_YOUR INSTRUCTIONS_:
Among the entries that follow, some lines contain the word "from". Show all of them.

(Stored dataset items)
----

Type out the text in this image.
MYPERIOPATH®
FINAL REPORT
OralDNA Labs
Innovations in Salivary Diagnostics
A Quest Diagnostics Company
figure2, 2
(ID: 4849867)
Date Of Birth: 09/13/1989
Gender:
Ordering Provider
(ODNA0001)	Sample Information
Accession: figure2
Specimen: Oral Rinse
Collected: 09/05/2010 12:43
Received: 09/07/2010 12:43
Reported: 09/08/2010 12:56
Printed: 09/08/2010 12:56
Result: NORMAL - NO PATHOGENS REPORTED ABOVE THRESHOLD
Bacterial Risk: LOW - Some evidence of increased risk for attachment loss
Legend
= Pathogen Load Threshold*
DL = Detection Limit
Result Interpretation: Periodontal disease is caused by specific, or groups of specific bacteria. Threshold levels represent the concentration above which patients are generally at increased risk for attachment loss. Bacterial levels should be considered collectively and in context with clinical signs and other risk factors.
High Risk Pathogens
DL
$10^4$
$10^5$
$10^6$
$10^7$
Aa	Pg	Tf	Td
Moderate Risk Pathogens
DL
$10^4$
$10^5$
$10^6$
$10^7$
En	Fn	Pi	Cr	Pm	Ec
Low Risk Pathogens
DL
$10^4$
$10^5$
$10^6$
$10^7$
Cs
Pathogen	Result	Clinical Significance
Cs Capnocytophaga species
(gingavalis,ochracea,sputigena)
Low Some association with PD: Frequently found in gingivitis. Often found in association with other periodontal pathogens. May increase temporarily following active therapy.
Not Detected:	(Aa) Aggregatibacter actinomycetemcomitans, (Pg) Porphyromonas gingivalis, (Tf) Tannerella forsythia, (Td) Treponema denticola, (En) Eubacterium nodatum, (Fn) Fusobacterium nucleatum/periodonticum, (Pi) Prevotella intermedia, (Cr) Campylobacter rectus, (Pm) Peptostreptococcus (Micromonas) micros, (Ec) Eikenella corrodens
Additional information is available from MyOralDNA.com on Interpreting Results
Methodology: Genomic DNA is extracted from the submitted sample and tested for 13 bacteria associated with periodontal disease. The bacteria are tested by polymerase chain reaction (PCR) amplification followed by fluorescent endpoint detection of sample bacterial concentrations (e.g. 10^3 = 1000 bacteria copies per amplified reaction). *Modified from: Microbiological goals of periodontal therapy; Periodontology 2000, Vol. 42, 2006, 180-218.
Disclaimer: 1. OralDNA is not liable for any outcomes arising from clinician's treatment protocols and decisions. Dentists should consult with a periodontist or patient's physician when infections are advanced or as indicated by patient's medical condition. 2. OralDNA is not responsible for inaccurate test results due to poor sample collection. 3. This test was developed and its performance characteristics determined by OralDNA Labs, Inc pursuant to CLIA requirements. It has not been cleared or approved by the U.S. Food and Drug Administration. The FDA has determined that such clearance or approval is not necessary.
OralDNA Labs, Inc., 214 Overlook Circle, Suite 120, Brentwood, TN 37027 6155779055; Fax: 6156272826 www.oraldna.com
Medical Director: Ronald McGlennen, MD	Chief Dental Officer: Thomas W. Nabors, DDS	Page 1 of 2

----

_SOLUTION TO THIS PROBLEM_:
Additional information is available from MyOralDNA.com on Interpreting Results
Methodology: Genomic DNA is extracted from the submitted sample and tested for 13 bacteria associated with periodontal disease. The bacteria are tested by polymerase chain reaction (PCR) amplification followed by fluorescent endpoint detection of sample bacterial concentrations (e.g. 10^3 = 1000 bacteria copies per amplified reaction). *Modified from: Microbiological goals of periodontal therapy; Periodontology 2000, Vol. 42, 2006, 180-218.
Disclaimer: 1. OralDNA is not liable for any outcomes arising from clinician's treatment protocols and decisions. Dentists should consult with a periodontist or patient's physician when infections are advanced or as indicated by patient's medical condition. 2. OralDNA is not responsible for inaccurate test results due to poor sample collection. 3. This test was developed and its performance characteristics determined by OralDNA Labs, Inc pursuant to CLIA requirements. It has not been cleared or approved by the U.S. Food and Drug Administration. The FDA has determined that such clearance or approval is not necessary.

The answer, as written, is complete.